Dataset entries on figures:
--- START ---

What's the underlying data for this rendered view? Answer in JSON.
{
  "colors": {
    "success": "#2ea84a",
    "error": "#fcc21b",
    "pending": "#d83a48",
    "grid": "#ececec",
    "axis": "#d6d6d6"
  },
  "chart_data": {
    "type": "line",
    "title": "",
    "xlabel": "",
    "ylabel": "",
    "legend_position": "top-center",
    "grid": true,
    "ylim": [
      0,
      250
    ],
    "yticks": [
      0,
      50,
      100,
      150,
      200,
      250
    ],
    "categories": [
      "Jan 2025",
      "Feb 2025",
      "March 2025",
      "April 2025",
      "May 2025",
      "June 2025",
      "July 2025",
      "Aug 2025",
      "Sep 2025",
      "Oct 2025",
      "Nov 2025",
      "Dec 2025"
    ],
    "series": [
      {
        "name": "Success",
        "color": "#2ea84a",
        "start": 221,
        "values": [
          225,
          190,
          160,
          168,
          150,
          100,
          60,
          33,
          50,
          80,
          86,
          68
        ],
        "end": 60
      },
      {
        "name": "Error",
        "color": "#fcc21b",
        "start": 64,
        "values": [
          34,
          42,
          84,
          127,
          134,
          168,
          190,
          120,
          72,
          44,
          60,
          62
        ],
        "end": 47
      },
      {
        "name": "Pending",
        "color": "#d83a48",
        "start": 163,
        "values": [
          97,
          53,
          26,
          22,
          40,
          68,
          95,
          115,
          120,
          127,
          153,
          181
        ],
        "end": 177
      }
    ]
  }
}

--- END ---

Task>
Where a line holds "name", copy that line.

Exercise solution>
        "name": "Success",
        "name": "Error",
        "name": "Pending",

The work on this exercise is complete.